→ **Prompt**: Reproduce all of the data that follows, character for character.

[Figure dataset records]

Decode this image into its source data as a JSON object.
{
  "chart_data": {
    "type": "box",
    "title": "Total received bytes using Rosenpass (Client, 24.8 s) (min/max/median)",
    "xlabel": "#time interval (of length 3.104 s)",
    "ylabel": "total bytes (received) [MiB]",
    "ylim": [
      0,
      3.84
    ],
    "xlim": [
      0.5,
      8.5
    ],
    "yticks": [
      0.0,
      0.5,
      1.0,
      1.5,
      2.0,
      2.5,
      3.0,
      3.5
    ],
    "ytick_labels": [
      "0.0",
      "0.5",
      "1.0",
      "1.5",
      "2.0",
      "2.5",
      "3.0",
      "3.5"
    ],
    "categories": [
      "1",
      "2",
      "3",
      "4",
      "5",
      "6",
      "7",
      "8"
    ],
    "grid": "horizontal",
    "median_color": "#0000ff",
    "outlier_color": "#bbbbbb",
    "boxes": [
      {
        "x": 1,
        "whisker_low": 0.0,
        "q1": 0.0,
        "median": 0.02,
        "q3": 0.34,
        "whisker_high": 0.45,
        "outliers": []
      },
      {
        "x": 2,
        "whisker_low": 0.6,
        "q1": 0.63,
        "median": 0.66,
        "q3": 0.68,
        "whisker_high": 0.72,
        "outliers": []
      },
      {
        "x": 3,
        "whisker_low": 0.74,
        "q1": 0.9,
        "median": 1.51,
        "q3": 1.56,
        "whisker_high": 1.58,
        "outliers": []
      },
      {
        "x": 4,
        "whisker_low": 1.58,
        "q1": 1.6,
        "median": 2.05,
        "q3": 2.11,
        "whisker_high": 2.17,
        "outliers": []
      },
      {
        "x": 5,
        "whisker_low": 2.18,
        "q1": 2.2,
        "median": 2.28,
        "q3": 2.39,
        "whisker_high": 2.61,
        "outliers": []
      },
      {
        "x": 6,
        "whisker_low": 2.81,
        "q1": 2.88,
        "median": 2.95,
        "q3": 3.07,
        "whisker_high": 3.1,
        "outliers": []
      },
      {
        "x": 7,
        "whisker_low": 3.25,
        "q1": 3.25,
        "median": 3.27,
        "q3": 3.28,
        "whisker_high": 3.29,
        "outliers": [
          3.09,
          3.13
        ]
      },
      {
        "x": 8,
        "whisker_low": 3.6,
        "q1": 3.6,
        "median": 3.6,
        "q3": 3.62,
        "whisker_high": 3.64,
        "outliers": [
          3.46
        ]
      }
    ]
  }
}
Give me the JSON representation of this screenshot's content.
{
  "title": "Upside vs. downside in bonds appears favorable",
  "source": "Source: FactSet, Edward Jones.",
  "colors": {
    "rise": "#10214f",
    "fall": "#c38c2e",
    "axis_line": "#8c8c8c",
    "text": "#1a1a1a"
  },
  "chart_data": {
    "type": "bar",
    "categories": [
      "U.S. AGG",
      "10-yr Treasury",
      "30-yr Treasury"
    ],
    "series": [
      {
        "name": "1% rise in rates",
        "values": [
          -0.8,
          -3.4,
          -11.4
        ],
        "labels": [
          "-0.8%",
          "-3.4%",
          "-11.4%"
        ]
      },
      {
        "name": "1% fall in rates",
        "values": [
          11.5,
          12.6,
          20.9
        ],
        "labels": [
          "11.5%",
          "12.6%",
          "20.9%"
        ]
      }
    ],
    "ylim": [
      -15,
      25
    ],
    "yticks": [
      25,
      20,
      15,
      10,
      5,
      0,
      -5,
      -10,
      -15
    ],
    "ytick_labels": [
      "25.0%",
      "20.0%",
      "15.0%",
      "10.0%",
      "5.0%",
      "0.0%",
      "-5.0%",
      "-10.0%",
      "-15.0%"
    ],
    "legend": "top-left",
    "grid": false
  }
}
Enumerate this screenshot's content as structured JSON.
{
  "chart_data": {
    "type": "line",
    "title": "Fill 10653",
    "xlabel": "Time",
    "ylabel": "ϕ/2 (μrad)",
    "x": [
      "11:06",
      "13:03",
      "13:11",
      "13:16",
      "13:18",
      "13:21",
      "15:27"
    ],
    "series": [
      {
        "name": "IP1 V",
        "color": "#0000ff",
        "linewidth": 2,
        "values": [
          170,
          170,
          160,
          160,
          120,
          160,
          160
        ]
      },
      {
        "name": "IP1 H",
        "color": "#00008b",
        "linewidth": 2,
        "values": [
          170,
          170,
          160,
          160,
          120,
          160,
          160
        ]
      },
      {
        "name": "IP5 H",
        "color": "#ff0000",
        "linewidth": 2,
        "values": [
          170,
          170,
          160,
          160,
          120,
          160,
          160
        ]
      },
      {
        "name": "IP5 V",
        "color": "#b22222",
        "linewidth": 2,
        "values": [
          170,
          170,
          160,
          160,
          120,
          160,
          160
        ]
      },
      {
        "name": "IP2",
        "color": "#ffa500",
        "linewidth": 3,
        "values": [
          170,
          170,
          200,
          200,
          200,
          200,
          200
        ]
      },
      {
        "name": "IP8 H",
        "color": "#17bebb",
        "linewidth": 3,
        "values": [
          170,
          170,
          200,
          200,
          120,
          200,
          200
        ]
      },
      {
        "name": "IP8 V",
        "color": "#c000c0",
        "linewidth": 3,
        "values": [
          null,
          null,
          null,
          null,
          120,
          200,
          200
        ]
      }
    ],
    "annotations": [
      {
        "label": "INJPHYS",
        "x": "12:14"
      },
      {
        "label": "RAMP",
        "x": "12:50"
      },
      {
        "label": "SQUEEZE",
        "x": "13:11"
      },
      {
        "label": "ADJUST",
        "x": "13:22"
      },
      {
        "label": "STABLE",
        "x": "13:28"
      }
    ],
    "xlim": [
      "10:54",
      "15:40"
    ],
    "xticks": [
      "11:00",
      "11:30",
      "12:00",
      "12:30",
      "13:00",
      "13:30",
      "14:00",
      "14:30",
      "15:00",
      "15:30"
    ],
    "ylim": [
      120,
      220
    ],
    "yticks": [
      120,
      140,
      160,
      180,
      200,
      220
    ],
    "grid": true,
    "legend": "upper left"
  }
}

→ **Finished answer**:
Decode this image into its source data as a JSON object.
{
  "chart_data": {
    "type": "box",
    "title": "Total received bytes using Rosenpass (Client, 24.8 s) (min/max/median)",
    "xlabel": "#time interval (of length 3.104 s)",
    "ylabel": "total bytes (received) [MiB]",
    "ylim": [
      0,
      3.84
    ],
    "xlim": [
      0.5,
      8.5
    ],
    "yticks": [
      0.0,
      0.5,
      1.0,
      1.5,
      2.0,
      2.5,
      3.0,
      3.5
    ],
    "ytick_labels": [
      "0.0",
      "0.5",
      "1.0",
      "1.5",
      "2.0",
      "2.5",
      "3.0",
      "3.5"
    ],
    "categories": [
      "1",
      "2",
      "3",
      "4",
      "5",
      "6",
      "7",
      "8"
    ],
    "grid": "horizontal",
    "median_color": "#0000ff",
    "outlier_color": "#bbbbbb",
    "boxes": [
      {
        "x": 1,
        "whisker_low": 0.0,
        "q1": 0.0,
        "median": 0.02,
        "q3": 0.34,
        "whisker_high": 0.45,
        "outliers": []
      },
      {
        "x": 2,
        "whisker_low": 0.6,
        "q1": 0.63,
        "median": 0.66,
        "q3": 0.68,
        "whisker_high": 0.72,
        "outliers": []
      },
      {
        "x": 3,
        "whisker_low": 0.74,
        "q1": 0.9,
        "median": 1.51,
        "q3": 1.56,
        "whisker_high": 1.58,
        "outliers": []
      },
      {
        "x": 4,
        "whisker_low": 1.58,
        "q1": 1.6,
        "median": 2.05,
        "q3": 2.11,
        "whisker_high": 2.17,
        "outliers": []
      },
      {
        "x": 5,
        "whisker_low": 2.18,
        "q1": 2.2,
        "median": 2.28,
        "q3": 2.39,
        "whisker_high": 2.61,
        "outliers": []
      },
      {
        "x": 6,
        "whisker_low": 2.81,
        "q1": 2.88,
        "median": 2.95,
        "q3": 3.07,
        "whisker_high": 3.1,
        "outliers": []
      },
      {
        "x": 7,
        "whisker_low": 3.25,
        "q1": 3.25,
        "median": 3.27,
        "q3": 3.28,
        "whisker_high": 3.29,
        "outliers": [
          3.09,
          3.13
        ]
      },
      {
        "x": 8,
        "whisker_low": 3.6,
        "q1": 3.6,
        "median": 3.6,
        "q3": 3.62,
        "whisker_high": 3.64,
        "outliers": [
          3.46
        ]
      }
    ]
  }
}
Give me the JSON representation of this screenshot's content.
{
  "title": "Upside vs. downside in bonds appears favorable",
  "source": "Source: FactSet, Edward Jones.",
  "colors": {
    "rise": "#10214f",
    "fall": "#c38c2e",
    "axis_line": "#8c8c8c",
    "text": "#1a1a1a"
  },
  "chart_data": {
    "type": "bar",
    "categories": [
      "U.S. AGG",
      "10-yr Treasury",
      "30-yr Treasury"
    ],
    "series": [
      {
        "name": "1% rise in rates",
        "values": [
          -0.8,
          -3.4,
          -11.4
        ],
        "labels": [
          "-0.8%",
          "-3.4%",
          "-11.4%"
        ]
      },
      {
        "name": "1% fall in rates",
        "values": [
          11.5,
          12.6,
          20.9
        ],
        "labels": [
          "11.5%",
          "12.6%",
          "20.9%"
        ]
      }
    ],
    "ylim": [
      -15,
      25
    ],
    "yticks": [
      25,
      20,
      15,
      10,
      5,
      0,
      -5,
      -10,
      -15
    ],
    "ytick_labels": [
      "25.0%",
      "20.0%",
      "15.0%",
      "10.0%",
      "5.0%",
      "0.0%",
      "-5.0%",
      "-10.0%",
      "-15.0%"
    ],
    "legend": "top-left",
    "grid": false
  }
}
Enumerate this screenshot's content as structured JSON.
{
  "chart_data": {
    "type": "line",
    "title": "Fill 10653",
    "xlabel": "Time",
    "ylabel": "ϕ/2 (μrad)",
    "x": [
      "11:06",
      "13:03",
      "13:11",
      "13:16",
      "13:18",
      "13:21",
      "15:27"
    ],
    "series": [
      {
        "name": "IP1 V",
        "color": "#0000ff",
        "linewidth": 2,
        "values": [
          170,
          170,
          160,
          160,
          120,
          160,
          160
        ]
      },
      {
        "name": "IP1 H",
        "color": "#00008b",
        "linewidth": 2,
        "values": [
          170,
          170,
          160,
          160,
          120,
          160,
          160
        ]
      },
      {
        "name": "IP5 H",
        "color": "#ff0000",
        "linewidth": 2,
        "values": [
          170,
          170,
          160,
          160,
          120,
          160,
          160
        ]
      },
      {
        "name": "IP5 V",
        "color": "#b22222",
        "linewidth": 2,
        "values": [
          170,
          170,
          160,
          160,
          120,
          160,
          160
        ]
      },
      {
        "name": "IP2",
        "color": "#ffa500",
        "linewidth": 3,
        "values": [
          170,
          170,
          200,
          200,
          200,
          200,
          200
        ]
      },
      {
        "name": "IP8 H",
        "color": "#17bebb",
        "linewidth": 3,
        "values": [
          170,
          170,
          200,
          200,
          120,
          200,
          200
        ]
      },
      {
        "name": "IP8 V",
        "color": "#c000c0",
        "linewidth": 3,
        "values": [
          null,
          null,
          null,
          null,
          120,
          200,
          200
        ]
      }
    ],
    "annotations": [
      {
        "label": "INJPHYS",
        "x": "12:14"
      },
      {
        "label": "RAMP",
        "x": "12:50"
      },
      {
        "label": "SQUEEZE",
        "x": "13:11"
      },
      {
        "label": "ADJUST",
        "x": "13:22"
      },
      {
        "label": "STABLE",
        "x": "13:28"
      }
    ],
    "xlim": [
      "10:54",
      "15:40"
    ],
    "xticks": [
      "11:00",
      "11:30",
      "12:00",
      "12:30",
      "13:00",
      "13:30",
      "14:00",
      "14:30",
      "15:00",
      "15:30"
    ],
    "ylim": [
      120,
      220
    ],
    "yticks": [
      120,
      140,
      160,
      180,
      200,
      220
    ],
    "grid": true,
    "legend": "upper left"
  }
}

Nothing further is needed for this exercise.